Copy all lines below containing "JSON".

*** RECORDS FOR PROCESSING

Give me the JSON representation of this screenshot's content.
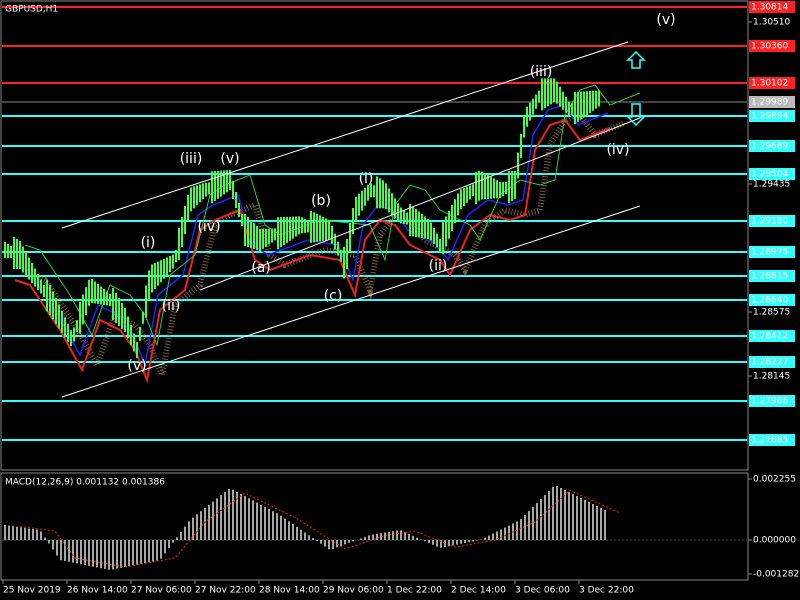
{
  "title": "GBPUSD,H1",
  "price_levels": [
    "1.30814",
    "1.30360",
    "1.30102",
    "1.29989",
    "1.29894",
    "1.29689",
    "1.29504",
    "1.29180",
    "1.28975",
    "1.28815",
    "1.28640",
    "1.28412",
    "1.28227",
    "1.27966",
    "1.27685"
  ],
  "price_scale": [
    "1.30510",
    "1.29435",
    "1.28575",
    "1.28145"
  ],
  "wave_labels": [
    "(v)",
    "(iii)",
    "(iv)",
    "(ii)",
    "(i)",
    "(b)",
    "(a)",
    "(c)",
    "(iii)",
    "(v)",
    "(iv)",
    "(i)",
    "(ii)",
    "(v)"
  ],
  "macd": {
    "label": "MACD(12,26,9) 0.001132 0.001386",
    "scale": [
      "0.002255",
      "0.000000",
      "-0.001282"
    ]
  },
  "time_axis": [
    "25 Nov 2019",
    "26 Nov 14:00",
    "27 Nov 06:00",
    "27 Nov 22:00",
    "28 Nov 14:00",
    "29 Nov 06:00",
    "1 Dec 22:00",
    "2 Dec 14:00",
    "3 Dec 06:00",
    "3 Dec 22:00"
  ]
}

******
*** RECORDS FOR PROCESSING

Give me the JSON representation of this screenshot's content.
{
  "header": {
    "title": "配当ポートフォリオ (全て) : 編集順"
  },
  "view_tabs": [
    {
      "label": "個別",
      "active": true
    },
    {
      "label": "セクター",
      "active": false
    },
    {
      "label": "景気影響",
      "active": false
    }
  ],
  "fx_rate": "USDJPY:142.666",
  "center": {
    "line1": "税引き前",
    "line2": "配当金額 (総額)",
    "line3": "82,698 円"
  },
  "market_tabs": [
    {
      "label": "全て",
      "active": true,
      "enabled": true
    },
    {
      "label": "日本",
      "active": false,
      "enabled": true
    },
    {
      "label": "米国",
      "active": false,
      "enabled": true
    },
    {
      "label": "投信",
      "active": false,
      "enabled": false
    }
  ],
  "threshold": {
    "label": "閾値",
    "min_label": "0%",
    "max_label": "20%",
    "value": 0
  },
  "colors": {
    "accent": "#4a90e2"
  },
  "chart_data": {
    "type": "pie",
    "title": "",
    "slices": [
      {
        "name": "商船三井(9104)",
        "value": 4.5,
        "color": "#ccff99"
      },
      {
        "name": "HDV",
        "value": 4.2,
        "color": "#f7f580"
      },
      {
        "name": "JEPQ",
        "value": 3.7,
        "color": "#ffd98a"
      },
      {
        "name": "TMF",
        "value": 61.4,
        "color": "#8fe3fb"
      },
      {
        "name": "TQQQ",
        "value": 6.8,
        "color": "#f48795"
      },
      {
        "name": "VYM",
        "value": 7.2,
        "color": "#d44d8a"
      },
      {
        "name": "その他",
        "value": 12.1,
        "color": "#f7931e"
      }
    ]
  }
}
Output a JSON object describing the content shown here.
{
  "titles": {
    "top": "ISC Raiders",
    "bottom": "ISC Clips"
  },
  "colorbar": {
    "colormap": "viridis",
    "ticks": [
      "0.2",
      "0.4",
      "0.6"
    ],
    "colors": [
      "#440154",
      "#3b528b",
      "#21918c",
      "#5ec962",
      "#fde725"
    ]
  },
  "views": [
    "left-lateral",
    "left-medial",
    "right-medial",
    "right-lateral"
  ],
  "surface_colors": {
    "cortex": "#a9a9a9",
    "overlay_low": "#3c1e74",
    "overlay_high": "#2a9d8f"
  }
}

******
*** RECORDS FOR PROCESSING

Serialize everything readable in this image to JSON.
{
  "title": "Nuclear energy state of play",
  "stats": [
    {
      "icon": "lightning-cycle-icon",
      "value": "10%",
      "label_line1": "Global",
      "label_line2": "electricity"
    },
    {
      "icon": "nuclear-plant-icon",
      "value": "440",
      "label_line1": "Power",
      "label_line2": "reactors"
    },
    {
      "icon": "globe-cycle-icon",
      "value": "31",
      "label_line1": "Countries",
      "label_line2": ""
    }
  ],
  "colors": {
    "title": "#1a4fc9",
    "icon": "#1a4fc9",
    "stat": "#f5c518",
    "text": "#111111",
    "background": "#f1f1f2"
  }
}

******

RIGHT ANSWER:
Give me the JSON representation of this screenshot's content.
Give me the JSON representation of this screenshot's content.
Output a JSON object describing the content shown here.
Serialize everything readable in this image to JSON.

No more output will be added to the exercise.